EXERCISE TASK: Retype exactly the lines from the one containing "Serialize everything readable" through the last line of the records below, including both, and leave out any pictures.

STORED DATA:
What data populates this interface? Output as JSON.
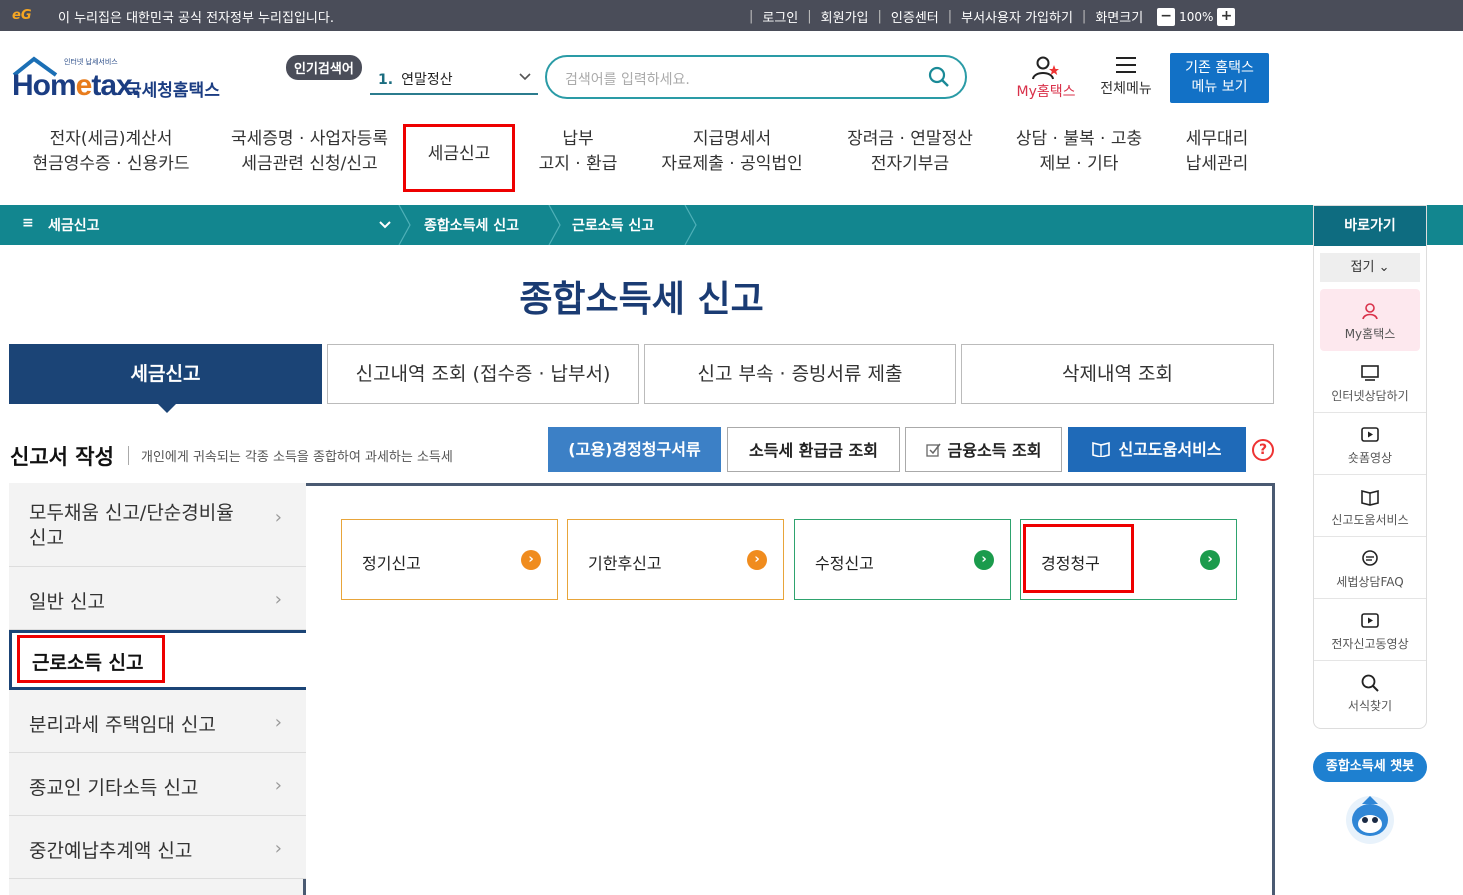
{
  "topbar": {
    "logo_text": "eG",
    "notice": "이 누리집은 대한민국 공식 전자정부 누리집입니다.",
    "links": [
      "로그인",
      "회원가입",
      "인증센터",
      "부서사용자 가입하기",
      "화면크기"
    ],
    "zoom": "100%",
    "zoom_minus": "−",
    "zoom_plus": "+"
  },
  "header": {
    "logo_small": "인터넷 납세서비스",
    "logo_home": "Hom",
    "logo_e": "e",
    "logo_tax": "tax.",
    "logo_ko": "국세청홈택스",
    "popular_label": "인기검색어",
    "popular_num": "1.",
    "popular_value": "연말정산",
    "search_placeholder": "검색어를 입력하세요.",
    "my_home": "My홈택스",
    "all_menu": "전체메뉴",
    "old_menu_line1": "기존 홈택스",
    "old_menu_line2": "메뉴 보기"
  },
  "gnb": [
    {
      "line1": "전자(세금)계산서",
      "line2": "현금영수증 · 신용카드"
    },
    {
      "line1": "국세증명 · 사업자등록",
      "line2": "세금관련 신청/신고"
    },
    {
      "line1": "세금신고",
      "line2": ""
    },
    {
      "line1": "납부",
      "line2": "고지 · 환급"
    },
    {
      "line1": "지급명세서",
      "line2": "자료제출 · 공익법인"
    },
    {
      "line1": "장려금 · 연말정산",
      "line2": "전자기부금"
    },
    {
      "line1": "상담 · 불복 · 고충",
      "line2": "제보 · 기타"
    },
    {
      "line1": "세무대리",
      "line2": "납세관리"
    }
  ],
  "pathbar": {
    "menu_icon": "≡",
    "menu": "세금신고",
    "crumb1": "종합소득세 신고",
    "crumb2": "근로소득 신고"
  },
  "quick": {
    "title": "바로가기",
    "fold": "접기",
    "items": [
      "My홈택스",
      "인터넷상담하기",
      "숏폼영상",
      "신고도움서비스",
      "세법상담FAQ",
      "전자신고동영상",
      "서식찾기"
    ]
  },
  "chatbot": "종합소득세 챗봇",
  "page_title": "종합소득세 신고",
  "tabs": [
    "세금신고",
    "신고내역 조회 (접수증 · 납부서)",
    "신고 부속 · 증빙서류 제출",
    "삭제내역 조회"
  ],
  "section": {
    "title": "신고서 작성",
    "desc": "개인에게 귀속되는 각종 소득을 종합하여 과세하는 소득세"
  },
  "buttons": {
    "claim": "(고용)경정청구서류",
    "refund": "소득세 환급금 조회",
    "finance": "금융소득 조회",
    "help_service": "신고도움서비스",
    "help": "?"
  },
  "side_menu": [
    {
      "label": "모두채움 신고/단순경비율 신고"
    },
    {
      "label": "일반 신고"
    },
    {
      "label": "근로소득 신고"
    },
    {
      "label": "분리과세 주택임대 신고"
    },
    {
      "label": "종교인 기타소득 신고"
    },
    {
      "label": "중간예납추계액 신고"
    }
  ],
  "cards": [
    {
      "label": "정기신고",
      "status": "orange"
    },
    {
      "label": "기한후신고",
      "status": "orange"
    },
    {
      "label": "수정신고",
      "status": "green"
    },
    {
      "label": "경정청구",
      "status": "green"
    }
  ],
  "colors": {
    "primary": "#1b4476",
    "teal": "#12868f",
    "red_highlight": "#e00000"
  }
}
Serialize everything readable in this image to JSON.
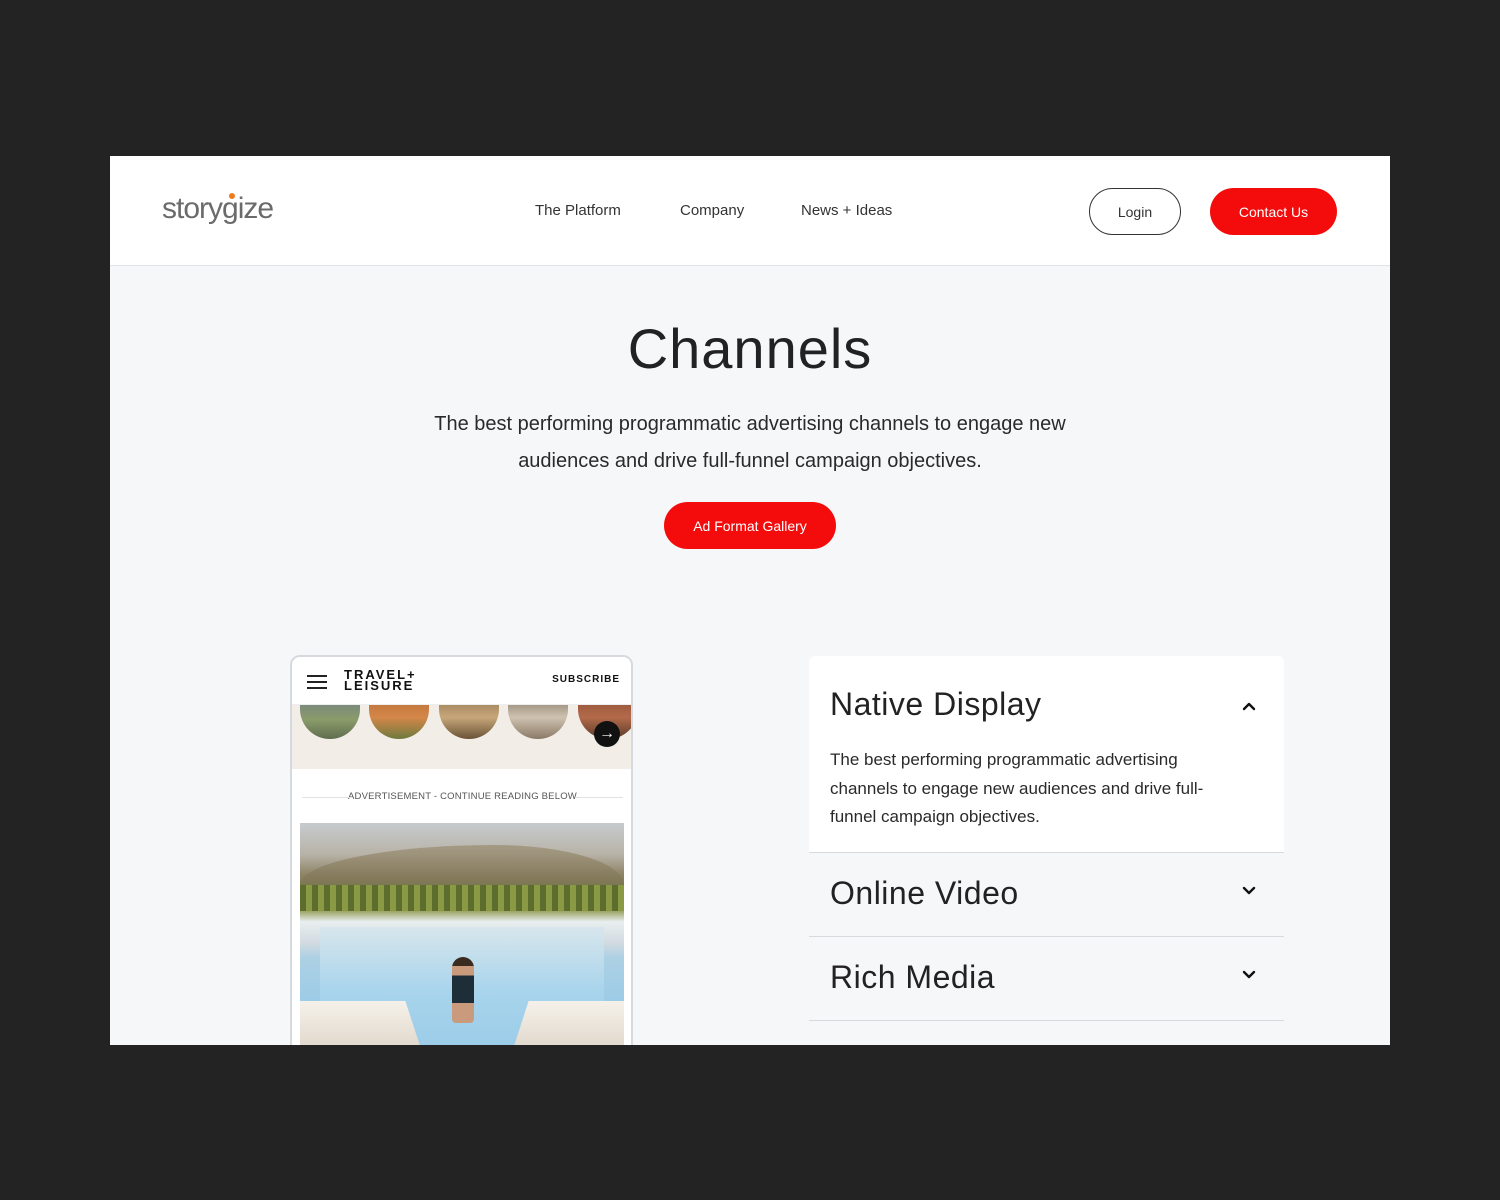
{
  "header": {
    "logo": "storygize",
    "nav": [
      "The Platform",
      "Company",
      "News + Ideas"
    ],
    "login_label": "Login",
    "contact_label": "Contact Us"
  },
  "hero": {
    "title": "Channels",
    "subtitle": "The best performing programmatic advertising channels to engage new audiences and drive full-funnel campaign objectives.",
    "gallery_label": "Ad Format Gallery"
  },
  "phone": {
    "brand_line1": "TRAVEL+",
    "brand_line2": "LEISURE",
    "subscribe_label": "SUBSCRIBE",
    "ad_label": "ADVERTISEMENT - CONTINUE READING BELOW"
  },
  "accordion": {
    "items": [
      {
        "title": "Native Display",
        "body": "The best performing programmatic advertising channels to engage new audiences and drive full-funnel campaign objectives.",
        "expanded": true
      },
      {
        "title": "Online Video",
        "expanded": false
      },
      {
        "title": "Rich Media",
        "expanded": false
      }
    ]
  },
  "colors": {
    "accent": "#f40c0c",
    "logo_dot": "#f07b1d",
    "page_bg": "#232323",
    "content_bg": "#f6f7f9"
  }
}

FINISHED EXERCISE:
Serialize everything readable in this image to JSON.
{
  "header": {
    "logo": "storygize",
    "nav": [
      "The Platform",
      "Company",
      "News + Ideas"
    ],
    "login_label": "Login",
    "contact_label": "Contact Us"
  },
  "hero": {
    "title": "Channels",
    "subtitle": "The best performing programmatic advertising channels to engage new audiences and drive full-funnel campaign objectives.",
    "gallery_label": "Ad Format Gallery"
  },
  "phone": {
    "brand_line1": "TRAVEL+",
    "brand_line2": "LEISURE",
    "subscribe_label": "SUBSCRIBE",
    "ad_label": "ADVERTISEMENT - CONTINUE READING BELOW"
  },
  "accordion": {
    "items": [
      {
        "title": "Native Display",
        "body": "The best performing programmatic advertising channels to engage new audiences and drive full-funnel campaign objectives.",
        "expanded": true
      },
      {
        "title": "Online Video",
        "expanded": false
      },
      {
        "title": "Rich Media",
        "expanded": false
      }
    ]
  },
  "colors": {
    "accent": "#f40c0c",
    "logo_dot": "#f07b1d",
    "page_bg": "#232323",
    "content_bg": "#f6f7f9"
  }
}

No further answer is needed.